Data records
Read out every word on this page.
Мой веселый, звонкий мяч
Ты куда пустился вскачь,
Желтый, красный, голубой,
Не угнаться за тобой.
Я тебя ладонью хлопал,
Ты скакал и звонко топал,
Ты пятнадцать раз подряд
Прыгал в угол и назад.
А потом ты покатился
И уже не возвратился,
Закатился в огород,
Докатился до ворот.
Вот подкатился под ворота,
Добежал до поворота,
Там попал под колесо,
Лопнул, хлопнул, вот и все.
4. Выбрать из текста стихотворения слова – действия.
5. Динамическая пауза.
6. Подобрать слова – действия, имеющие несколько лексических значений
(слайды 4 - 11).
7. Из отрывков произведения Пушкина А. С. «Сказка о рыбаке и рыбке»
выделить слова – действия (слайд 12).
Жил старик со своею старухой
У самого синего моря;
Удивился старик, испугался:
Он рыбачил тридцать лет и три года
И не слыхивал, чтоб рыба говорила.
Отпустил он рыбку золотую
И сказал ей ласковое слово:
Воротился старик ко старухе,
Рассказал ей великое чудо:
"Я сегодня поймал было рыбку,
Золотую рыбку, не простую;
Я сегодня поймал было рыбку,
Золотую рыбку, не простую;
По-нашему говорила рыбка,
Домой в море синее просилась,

- **Work to complete**: Reproduce all data above, unchanged.

- **Exercise solution**:
Read out every word on this page.
Мой веселый, звонкий мяч
Ты куда пустился вскачь,
Желтый, красный, голубой,
Не угнаться за тобой.
Я тебя ладонью хлопал,
Ты скакал и звонко топал,
Ты пятнадцать раз подряд
Прыгал в угол и назад.
А потом ты покатился
И уже не возвратился,
Закатился в огород,
Докатился до ворот.
Вот подкатился под ворота,
Добежал до поворота,
Там попал под колесо,
Лопнул, хлопнул, вот и все.
4. Выбрать из текста стихотворения слова – действия.
5. Динамическая пауза.
6. Подобрать слова – действия, имеющие несколько лексических значений
(слайды 4 - 11).
7. Из отрывков произведения Пушкина А. С. «Сказка о рыбаке и рыбке»
выделить слова – действия (слайд 12).
Жил старик со своею старухой
У самого синего моря;
Удивился старик, испугался:
Он рыбачил тридцать лет и три года
И не слыхивал, чтоб рыба говорила.
Отпустил он рыбку золотую
И сказал ей ласковое слово:
Воротился старик ко старухе,
Рассказал ей великое чудо:
"Я сегодня поймал было рыбку,
Золотую рыбку, не простую;
Я сегодня поймал было рыбку,
Золотую рыбку, не простую;
По-нашему говорила рыбка,
Домой в море синее просилась,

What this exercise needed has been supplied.